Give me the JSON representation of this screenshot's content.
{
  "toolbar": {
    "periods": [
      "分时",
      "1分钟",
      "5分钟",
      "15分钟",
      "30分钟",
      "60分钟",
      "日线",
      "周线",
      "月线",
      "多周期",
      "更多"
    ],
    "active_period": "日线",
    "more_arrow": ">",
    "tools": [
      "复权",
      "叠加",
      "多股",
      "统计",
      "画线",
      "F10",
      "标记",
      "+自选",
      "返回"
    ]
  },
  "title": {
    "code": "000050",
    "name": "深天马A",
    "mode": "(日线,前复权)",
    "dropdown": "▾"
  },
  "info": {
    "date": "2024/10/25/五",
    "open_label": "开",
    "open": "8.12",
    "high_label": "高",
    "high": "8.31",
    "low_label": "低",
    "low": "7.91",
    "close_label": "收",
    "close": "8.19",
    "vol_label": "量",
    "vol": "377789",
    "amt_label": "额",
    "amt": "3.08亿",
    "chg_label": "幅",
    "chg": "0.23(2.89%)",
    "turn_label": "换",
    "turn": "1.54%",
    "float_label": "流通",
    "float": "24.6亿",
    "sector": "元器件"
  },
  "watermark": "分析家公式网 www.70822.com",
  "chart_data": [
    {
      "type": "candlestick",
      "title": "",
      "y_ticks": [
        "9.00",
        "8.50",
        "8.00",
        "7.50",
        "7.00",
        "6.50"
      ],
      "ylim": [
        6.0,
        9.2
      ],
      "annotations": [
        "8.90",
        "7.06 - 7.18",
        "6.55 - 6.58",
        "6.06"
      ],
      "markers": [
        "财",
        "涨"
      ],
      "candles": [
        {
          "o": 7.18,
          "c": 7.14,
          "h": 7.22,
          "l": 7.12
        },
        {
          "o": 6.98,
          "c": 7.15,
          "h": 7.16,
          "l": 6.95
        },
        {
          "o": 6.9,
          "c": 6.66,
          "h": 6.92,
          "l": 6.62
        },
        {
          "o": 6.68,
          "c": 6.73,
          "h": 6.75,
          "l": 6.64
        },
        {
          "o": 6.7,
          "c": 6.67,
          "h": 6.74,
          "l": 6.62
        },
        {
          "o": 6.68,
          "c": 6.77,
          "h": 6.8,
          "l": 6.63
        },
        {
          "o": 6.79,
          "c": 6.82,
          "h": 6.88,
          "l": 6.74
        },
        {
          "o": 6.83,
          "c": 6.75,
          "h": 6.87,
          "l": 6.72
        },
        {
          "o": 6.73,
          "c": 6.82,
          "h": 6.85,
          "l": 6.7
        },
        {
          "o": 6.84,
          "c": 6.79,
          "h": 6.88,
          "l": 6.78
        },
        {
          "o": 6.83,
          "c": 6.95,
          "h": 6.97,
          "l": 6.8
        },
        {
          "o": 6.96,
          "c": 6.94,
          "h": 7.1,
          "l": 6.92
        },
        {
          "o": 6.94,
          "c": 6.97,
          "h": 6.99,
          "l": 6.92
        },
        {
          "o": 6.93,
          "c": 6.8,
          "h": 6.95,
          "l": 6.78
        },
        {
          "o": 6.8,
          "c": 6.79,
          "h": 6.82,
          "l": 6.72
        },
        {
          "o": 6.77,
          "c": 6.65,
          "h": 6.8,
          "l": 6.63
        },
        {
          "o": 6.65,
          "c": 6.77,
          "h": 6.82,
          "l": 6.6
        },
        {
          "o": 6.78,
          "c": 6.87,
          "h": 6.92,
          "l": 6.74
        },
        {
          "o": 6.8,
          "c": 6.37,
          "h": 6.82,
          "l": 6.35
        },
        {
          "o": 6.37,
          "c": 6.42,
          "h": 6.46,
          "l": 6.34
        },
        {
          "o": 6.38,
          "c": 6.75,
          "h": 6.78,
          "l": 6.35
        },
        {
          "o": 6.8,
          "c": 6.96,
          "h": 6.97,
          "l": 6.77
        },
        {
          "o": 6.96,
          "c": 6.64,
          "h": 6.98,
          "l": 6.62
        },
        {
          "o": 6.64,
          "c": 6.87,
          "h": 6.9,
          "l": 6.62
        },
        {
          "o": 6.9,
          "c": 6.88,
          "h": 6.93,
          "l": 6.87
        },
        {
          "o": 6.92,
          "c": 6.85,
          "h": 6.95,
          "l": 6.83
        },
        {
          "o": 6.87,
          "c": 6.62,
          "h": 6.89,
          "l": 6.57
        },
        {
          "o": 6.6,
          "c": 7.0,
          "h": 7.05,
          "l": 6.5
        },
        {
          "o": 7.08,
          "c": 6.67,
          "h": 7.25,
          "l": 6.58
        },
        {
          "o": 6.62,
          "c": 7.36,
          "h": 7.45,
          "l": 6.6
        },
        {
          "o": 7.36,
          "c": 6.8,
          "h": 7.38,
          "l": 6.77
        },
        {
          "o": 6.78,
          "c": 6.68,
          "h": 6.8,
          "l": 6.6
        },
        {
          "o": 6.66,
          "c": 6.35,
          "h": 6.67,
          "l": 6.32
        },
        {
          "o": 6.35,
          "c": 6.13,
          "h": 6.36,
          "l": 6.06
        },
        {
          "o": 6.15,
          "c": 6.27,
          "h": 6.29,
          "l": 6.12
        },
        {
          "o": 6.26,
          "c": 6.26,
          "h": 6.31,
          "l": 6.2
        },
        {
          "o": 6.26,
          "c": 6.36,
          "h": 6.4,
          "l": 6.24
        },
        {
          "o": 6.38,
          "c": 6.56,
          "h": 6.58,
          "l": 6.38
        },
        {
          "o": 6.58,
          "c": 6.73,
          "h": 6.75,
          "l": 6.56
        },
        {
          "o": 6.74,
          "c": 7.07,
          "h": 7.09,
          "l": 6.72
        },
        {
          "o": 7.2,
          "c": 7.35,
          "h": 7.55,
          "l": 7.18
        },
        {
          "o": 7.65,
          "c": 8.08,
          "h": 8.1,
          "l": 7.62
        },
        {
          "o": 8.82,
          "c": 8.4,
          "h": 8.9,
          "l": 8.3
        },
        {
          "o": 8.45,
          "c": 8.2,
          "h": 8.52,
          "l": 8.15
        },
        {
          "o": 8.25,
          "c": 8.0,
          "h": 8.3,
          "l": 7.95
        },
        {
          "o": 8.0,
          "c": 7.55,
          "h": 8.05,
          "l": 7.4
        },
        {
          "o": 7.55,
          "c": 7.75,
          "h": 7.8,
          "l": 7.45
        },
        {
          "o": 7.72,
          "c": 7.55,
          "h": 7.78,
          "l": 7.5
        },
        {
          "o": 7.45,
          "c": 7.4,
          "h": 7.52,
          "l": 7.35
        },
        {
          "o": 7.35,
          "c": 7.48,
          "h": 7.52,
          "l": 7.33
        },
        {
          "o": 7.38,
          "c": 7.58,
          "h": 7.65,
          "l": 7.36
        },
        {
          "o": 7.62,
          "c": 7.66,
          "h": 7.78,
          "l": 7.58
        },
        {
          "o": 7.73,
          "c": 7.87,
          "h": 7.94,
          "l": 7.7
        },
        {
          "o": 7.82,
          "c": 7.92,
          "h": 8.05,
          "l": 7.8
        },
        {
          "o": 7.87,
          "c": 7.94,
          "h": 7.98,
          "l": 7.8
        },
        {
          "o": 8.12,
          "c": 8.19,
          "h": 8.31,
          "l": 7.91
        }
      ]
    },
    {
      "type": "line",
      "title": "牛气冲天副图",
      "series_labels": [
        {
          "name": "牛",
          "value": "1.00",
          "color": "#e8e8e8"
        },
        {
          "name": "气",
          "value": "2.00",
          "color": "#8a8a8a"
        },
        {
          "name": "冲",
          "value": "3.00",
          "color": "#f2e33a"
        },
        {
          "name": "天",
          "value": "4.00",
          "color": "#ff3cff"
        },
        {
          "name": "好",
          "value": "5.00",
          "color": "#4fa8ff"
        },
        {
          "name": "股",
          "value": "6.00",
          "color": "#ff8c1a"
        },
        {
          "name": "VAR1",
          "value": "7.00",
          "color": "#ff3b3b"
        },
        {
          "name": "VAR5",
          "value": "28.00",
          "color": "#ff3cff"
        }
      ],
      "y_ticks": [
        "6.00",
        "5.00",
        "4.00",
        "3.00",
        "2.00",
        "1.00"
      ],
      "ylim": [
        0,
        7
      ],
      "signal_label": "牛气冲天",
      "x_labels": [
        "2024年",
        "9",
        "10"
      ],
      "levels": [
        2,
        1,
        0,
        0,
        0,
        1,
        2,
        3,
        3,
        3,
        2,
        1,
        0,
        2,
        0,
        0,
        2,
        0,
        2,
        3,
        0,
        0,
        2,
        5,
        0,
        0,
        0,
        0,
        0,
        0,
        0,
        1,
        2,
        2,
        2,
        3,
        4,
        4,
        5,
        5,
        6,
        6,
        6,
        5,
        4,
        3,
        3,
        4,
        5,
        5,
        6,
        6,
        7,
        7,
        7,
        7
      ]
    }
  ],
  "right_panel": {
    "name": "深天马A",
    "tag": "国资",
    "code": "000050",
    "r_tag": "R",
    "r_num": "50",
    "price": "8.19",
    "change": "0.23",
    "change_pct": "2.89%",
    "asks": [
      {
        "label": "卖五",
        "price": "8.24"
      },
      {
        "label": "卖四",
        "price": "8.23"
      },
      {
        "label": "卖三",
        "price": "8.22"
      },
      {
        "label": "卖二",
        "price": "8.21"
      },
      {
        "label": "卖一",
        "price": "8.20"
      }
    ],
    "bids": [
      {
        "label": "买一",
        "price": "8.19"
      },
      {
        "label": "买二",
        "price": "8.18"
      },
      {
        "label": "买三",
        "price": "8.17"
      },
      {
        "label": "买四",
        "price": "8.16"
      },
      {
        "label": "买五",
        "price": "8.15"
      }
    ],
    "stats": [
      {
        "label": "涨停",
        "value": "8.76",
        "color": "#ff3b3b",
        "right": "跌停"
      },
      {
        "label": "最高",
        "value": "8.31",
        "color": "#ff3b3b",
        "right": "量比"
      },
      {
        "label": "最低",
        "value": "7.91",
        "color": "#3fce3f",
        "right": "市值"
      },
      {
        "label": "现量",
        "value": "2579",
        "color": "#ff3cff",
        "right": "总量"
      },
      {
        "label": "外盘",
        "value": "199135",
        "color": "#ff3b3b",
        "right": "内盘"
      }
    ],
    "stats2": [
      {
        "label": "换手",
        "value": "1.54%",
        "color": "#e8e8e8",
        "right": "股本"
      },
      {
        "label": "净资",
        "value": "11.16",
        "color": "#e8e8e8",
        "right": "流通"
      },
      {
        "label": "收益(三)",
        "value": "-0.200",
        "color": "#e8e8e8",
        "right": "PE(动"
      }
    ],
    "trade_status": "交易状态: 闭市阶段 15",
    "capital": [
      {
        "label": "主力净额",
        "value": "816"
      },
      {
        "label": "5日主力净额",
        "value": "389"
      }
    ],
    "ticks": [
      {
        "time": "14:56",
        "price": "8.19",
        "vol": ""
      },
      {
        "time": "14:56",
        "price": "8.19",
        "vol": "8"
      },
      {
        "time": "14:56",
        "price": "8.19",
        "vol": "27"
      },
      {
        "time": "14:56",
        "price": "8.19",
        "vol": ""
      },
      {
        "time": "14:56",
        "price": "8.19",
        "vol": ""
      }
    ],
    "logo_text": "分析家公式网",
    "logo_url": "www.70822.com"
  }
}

——————

### Your task
Note each line of the entries that has "分析家公式网" in it, and copy those lines.

### Final result
  "watermark": "分析家公式网 www.70822.com",
    "logo_text": "分析家公式网",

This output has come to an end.